GIVEN REQUEST 1
According to the excerpt, which band hosted the post-awards party at the Gibson Showcase Theater?

begin EXCERPT

Many of the individual awards had that familiar “well, OK, them again” ring — including Rhonda Vincent for female vocalist (seventh time), Ricky Skaggs & Kentucky Thunder for instrumental group (eighth), Doyle Lawson & Quicksilver for vocal group (sixth), Missy Raines for bass (sixth), Rob Ickes for dobro (eighth), and Jim Mills on banjo (sixth).
The charm of IBMA, as ever, was seeing a player such as Ickes, for instance, astounding the “Roots and Branches” stage audience with contemporary moves in Three Ring Circle (his side band with star mandolinist Andy Leftwich and bassist Dave Pomeroy) one minute, then finding him playing with amateurs in the hallway outside moments later in an instant jam session — and then catching him leading a Masters Workshop a half hour after that. The accessibility of the big names and master musicians is unmatched in any other field, or event.
One of many scheduled after-hours parties, the post-awards party at the Gibson Showcase Theater near the Opry House, was hosted by the Del McCoury Band. They played a typically engaged and engaging set; at one point Del was joined onstage by Sam Bush and Tim O’Brien for three-part harmony on the Bill Monroe classic “On And On”. That’s how IBMA goes.
–BARRY MAZOR
BOB THE BUILDER: He’s a musician, a recording engineer, a studio designer, a documentary filmmaker, a photographer and a painter, but if you ask BOB LANOIS to describe what he does, he answers: “I’m a facilitator.”
“To tell you the truth, I have been kind of happy in my role as facilitator. I think I have a helping-out-other-people gene, which has been very dominant in my life,” says Lanois, 56, from his home south of Toronto in Hamilton, Ontario. His first solo album, Snake Road (which came out October 24 on Canadian label Cordova Bay), marks a long-overdue move by Lanois out of the shadows and into the spotlight. It’s a collection of instrumentals rendered by Bob on his harmonica, embellished with support from his brother, the celebrated producer Daniel Lanois.
Although the project was a long time coming, it came together remarkably swiftly. The pair collaborated in Daniel’s loft studio in downtown Toronto over twelve afternoon and evening sessions. Once they worked out their parts, Daniel, 54, created rhythm tracks on a Roland 808 beat box, and the two would play along live, together — Bob on harmonica, Dan on piano and guitar.
“We would do one track per session. We would complete the whole track, including the mix,” says Bob. “The place where we recorded really has influenced the way Snake Road sounds. Here we are at the top of the big city, with windows all around, the nighttime city lights really coloring our mood. I think you can feel the late-night, big-city vibe.”

end EXCERPT
begin RECORD LIST

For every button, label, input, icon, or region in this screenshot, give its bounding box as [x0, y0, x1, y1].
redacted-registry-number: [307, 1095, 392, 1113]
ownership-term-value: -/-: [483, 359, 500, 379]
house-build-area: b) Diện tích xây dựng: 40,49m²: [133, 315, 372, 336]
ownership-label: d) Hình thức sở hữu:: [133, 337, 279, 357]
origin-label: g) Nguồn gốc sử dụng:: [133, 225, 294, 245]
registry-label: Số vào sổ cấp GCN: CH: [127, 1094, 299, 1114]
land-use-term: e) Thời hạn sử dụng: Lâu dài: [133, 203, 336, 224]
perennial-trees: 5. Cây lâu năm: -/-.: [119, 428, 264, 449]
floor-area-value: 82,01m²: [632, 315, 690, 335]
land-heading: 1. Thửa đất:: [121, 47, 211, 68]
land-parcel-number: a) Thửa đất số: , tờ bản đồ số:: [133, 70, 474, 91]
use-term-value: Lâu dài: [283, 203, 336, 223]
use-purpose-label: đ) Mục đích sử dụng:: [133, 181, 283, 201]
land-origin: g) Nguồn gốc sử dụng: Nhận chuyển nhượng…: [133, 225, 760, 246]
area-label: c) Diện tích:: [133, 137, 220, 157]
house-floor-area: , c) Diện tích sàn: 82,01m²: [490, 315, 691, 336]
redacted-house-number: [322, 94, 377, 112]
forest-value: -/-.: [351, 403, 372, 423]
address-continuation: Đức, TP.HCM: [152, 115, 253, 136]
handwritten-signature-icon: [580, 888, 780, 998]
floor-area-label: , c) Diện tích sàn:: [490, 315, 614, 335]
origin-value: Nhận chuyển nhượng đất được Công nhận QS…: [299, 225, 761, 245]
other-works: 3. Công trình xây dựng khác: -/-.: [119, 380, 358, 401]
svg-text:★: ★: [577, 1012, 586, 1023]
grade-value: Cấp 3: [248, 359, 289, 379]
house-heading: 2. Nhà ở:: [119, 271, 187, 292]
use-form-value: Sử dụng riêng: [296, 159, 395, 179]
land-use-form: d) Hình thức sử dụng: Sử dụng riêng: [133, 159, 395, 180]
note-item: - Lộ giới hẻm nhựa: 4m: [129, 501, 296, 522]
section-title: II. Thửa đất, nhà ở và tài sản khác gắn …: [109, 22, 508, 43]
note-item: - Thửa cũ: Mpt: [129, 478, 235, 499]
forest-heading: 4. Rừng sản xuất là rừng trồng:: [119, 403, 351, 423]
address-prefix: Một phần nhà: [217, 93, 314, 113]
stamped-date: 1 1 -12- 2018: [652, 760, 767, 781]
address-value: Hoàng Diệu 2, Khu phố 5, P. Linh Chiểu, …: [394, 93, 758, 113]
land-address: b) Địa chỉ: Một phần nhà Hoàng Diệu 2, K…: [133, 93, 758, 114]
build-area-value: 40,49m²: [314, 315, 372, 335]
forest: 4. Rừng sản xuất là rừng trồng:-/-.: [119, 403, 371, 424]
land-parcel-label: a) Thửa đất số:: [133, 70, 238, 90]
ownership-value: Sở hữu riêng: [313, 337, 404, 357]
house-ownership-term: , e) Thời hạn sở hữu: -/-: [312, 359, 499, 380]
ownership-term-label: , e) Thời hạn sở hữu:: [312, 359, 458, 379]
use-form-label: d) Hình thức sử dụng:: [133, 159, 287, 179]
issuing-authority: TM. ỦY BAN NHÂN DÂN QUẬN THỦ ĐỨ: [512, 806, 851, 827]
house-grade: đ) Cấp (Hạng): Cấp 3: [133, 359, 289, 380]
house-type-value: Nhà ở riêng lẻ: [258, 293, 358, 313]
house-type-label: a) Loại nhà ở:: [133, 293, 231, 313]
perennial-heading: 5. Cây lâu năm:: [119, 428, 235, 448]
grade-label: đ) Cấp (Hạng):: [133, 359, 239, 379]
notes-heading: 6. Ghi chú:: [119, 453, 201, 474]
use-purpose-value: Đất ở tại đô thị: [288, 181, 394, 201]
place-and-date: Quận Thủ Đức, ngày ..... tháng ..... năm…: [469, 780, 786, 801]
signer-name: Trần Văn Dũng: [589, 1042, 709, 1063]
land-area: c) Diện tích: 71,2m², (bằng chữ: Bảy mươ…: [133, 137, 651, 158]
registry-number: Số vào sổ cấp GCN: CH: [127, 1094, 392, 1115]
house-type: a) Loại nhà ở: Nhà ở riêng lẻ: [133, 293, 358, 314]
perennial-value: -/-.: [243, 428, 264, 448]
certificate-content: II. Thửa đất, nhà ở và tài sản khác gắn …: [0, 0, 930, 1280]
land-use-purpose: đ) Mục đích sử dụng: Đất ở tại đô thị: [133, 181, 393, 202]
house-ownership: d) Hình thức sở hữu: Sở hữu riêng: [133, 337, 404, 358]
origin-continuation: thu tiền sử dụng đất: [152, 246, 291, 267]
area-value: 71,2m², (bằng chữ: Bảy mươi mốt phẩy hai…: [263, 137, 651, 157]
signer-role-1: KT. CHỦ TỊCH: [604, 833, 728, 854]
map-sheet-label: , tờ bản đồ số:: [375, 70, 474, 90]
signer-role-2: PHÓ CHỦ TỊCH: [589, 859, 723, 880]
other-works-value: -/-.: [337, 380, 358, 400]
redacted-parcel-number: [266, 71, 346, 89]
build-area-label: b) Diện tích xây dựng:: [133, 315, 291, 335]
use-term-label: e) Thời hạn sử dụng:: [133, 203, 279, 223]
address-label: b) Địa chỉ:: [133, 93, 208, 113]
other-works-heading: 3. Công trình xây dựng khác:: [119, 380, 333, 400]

end RECORD LIST

GIVEN REQUEST 2
Convert the entries from their first line through the line containing "land-parcel-number: a) Thửa" into a Markdown table with two columns, Row and Entry. Number each line in Row, put the line in Entry, and skip blank lines.

EXERCISE RESULT 1
The Del McCoury Band.

EXERCISE RESULT 2
| Row | Entry |
|---|---|
| 1 | For every button, label, input, icon, or region in this screenshot, give its bounding box as [x0, y0, x1, y1]. |
| 2 | redacted-registry-number: [307, 1095, 392, 1113] |
| 3 | ownership-term-value: -/-: [483, 359, 500, 379] |
| 4 | house-build-area: b) Diện tích xây dựng: 40,49m²: [133, 315, 372, 336] |
| 5 | ownership-label: d) Hình thức sở hữu:: [133, 337, 279, 357] |
| 6 | origin-label: g) Nguồn gốc sử dụng:: [133, 225, 294, 245] |
| 7 | registry-label: Số vào sổ cấp GCN: CH: [127, 1094, 299, 1114] |
| 8 | land-use-term: e) Thời hạn sử dụng: Lâu dài: [133, 203, 336, 224] |
| 9 | perennial-trees: 5. Cây lâu năm: -/-.: [119, 428, 264, 449] |
| 10 | floor-area-value: 82,01m²: [632, 315, 690, 335] |
| 11 | land-heading: 1. Thửa đất:: [121, 47, 211, 68] |
| 12 | land-parcel-number: a) Thửa đất số: , tờ bản đồ số:: [133, 70, 474, 91] |